- _Given request_
Which lines in the records below contain the word "path"? Copy each one out.

[Dataset items]
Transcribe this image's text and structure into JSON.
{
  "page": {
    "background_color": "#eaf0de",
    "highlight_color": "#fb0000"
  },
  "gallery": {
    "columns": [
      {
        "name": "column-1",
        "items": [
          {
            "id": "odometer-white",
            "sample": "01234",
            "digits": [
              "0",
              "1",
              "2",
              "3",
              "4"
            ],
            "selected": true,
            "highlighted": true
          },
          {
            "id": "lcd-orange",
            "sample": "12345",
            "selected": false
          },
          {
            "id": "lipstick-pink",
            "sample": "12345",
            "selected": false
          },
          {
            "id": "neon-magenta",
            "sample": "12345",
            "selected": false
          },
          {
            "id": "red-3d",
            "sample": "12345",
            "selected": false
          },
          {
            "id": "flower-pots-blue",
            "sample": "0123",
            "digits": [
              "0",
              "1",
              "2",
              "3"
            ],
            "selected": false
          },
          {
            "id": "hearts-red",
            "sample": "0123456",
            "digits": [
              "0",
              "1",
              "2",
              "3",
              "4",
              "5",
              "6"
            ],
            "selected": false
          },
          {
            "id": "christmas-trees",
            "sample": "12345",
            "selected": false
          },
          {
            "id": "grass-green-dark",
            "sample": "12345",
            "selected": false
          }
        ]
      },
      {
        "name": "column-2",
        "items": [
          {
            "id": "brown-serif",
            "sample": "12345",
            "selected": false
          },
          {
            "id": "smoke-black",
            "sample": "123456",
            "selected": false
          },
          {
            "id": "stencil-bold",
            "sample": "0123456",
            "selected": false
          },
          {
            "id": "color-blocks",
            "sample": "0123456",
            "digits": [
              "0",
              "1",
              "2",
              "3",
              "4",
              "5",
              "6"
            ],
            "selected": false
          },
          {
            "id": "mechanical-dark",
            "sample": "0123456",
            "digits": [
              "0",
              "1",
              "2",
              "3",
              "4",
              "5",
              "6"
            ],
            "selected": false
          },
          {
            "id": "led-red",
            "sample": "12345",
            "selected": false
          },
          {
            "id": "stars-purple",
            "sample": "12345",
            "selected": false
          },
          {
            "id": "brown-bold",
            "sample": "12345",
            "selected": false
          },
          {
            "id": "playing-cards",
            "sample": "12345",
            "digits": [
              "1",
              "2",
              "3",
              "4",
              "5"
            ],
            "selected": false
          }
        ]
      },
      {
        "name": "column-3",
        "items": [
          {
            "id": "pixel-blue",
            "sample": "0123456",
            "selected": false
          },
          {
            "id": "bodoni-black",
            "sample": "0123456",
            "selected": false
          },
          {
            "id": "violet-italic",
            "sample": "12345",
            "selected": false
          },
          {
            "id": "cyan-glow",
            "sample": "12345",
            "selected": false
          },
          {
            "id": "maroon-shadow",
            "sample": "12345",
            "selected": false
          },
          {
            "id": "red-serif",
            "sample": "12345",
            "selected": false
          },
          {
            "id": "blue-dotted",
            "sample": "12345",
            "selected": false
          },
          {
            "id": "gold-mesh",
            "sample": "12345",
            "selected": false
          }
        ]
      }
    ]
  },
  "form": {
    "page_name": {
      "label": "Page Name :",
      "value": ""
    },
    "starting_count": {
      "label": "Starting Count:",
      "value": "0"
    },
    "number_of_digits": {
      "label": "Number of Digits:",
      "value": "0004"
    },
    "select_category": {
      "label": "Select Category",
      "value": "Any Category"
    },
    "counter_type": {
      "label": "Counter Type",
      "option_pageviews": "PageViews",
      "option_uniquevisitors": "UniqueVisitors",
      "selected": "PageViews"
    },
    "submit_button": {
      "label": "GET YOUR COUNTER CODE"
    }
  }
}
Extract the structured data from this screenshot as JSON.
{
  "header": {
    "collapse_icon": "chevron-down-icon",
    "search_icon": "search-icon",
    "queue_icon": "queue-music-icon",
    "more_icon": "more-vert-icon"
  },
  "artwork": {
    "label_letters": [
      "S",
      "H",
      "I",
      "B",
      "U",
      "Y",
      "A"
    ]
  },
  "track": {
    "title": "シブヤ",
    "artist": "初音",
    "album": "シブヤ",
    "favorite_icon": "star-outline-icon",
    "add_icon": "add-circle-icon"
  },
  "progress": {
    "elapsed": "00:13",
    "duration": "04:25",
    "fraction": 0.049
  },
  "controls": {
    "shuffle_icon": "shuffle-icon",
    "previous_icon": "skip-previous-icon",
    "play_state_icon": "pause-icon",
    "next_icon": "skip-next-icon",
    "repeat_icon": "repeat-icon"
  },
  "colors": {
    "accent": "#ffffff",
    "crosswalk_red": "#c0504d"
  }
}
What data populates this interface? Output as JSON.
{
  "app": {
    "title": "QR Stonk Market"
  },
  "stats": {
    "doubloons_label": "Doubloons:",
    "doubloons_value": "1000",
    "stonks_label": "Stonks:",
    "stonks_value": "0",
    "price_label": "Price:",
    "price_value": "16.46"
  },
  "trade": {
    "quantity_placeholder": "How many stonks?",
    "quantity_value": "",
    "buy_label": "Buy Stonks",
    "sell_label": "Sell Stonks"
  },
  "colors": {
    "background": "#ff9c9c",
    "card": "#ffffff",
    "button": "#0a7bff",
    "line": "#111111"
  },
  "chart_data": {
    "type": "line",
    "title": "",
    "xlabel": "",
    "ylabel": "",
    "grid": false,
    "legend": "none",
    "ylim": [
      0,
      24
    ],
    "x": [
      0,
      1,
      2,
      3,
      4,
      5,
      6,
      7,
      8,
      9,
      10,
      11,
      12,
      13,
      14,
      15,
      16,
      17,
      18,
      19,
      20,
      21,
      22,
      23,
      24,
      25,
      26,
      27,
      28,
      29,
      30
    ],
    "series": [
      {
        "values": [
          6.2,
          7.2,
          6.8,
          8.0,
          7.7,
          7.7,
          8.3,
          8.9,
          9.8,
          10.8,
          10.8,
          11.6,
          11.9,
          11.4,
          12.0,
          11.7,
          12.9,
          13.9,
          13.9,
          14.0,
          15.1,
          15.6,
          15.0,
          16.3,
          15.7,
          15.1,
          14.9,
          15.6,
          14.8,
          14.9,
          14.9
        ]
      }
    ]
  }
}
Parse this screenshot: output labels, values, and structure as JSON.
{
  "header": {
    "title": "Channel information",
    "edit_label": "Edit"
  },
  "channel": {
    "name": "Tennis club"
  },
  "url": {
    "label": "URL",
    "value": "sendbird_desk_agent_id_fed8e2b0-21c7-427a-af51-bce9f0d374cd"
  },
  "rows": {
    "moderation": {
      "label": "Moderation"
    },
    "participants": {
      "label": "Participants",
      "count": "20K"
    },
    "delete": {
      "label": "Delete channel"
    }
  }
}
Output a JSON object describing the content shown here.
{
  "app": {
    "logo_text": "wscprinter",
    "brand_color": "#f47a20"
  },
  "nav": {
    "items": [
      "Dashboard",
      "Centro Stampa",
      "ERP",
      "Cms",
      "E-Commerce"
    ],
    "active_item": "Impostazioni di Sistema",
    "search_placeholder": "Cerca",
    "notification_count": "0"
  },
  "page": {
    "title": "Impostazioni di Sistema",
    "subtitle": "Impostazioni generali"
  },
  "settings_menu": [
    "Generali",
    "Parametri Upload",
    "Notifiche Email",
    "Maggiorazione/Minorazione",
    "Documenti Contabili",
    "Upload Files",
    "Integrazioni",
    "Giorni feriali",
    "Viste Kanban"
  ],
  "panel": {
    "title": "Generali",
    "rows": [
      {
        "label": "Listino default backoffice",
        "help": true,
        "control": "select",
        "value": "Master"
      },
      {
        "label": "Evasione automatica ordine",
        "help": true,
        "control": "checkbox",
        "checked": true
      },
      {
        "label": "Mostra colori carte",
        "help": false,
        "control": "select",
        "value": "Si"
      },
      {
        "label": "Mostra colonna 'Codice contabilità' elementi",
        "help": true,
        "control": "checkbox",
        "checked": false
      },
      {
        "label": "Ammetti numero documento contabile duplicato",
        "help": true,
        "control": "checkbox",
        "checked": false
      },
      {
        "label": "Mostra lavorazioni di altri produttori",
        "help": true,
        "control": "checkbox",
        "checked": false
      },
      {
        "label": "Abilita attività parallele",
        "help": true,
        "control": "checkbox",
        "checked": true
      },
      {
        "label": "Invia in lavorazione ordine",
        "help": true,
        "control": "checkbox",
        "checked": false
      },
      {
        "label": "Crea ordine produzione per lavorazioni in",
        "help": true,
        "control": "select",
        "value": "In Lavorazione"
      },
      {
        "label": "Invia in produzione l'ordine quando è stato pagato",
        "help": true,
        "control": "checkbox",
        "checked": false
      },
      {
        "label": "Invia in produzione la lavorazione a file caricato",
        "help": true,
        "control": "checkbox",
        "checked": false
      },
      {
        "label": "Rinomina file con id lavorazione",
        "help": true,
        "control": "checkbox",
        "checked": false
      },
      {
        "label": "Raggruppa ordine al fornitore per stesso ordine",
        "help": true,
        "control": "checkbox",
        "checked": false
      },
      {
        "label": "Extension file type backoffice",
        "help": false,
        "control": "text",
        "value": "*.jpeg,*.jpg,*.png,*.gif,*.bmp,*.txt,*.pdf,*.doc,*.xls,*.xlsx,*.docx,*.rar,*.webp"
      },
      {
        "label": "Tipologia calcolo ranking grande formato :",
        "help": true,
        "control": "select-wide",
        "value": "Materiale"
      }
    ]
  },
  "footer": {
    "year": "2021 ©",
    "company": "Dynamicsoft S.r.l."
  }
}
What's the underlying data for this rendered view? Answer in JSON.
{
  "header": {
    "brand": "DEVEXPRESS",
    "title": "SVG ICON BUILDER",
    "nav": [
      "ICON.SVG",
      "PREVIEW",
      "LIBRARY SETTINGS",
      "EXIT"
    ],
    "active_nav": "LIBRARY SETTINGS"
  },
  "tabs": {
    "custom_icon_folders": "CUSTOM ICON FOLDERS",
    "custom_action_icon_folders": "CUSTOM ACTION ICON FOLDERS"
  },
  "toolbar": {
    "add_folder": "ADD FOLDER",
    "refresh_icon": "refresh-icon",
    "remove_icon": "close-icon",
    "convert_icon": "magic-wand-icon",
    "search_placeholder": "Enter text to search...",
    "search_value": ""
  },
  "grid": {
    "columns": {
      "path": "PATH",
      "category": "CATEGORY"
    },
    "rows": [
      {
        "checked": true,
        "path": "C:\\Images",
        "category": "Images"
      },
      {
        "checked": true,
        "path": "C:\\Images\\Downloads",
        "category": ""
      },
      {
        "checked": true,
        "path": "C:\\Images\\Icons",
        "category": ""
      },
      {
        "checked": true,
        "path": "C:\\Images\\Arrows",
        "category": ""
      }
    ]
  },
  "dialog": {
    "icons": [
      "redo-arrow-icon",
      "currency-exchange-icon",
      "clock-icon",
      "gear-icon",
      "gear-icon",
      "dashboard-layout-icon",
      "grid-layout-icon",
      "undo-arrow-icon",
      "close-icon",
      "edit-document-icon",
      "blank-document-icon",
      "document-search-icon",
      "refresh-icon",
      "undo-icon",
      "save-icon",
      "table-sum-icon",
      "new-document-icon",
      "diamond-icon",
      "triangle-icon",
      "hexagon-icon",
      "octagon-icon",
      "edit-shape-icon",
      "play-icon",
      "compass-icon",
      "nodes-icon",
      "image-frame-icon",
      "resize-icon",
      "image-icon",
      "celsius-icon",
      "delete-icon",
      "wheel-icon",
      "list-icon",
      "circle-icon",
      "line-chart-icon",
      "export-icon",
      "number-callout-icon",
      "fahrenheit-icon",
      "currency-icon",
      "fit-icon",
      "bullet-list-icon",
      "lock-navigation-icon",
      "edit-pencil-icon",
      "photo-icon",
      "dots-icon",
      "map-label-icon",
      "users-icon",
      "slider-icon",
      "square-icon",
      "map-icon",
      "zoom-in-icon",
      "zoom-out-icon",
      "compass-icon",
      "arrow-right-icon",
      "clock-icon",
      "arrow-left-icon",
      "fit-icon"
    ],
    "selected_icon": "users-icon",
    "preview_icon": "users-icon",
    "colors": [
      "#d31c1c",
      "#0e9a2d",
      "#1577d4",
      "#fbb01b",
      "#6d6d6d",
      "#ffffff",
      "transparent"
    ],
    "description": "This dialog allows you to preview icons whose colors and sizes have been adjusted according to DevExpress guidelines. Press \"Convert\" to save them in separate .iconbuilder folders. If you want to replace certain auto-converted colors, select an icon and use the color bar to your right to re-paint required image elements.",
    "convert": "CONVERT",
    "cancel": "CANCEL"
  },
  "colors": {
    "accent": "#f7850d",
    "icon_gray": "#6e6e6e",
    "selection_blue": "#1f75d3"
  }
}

- _Reply to the exercise_
      "path": "PATH",
        "path": "C:\\Images",
        "path": "C:\\Images\\Downloads",
        "path": "C:\\Images\\Icons",
        "path": "C:\\Images\\Arrows",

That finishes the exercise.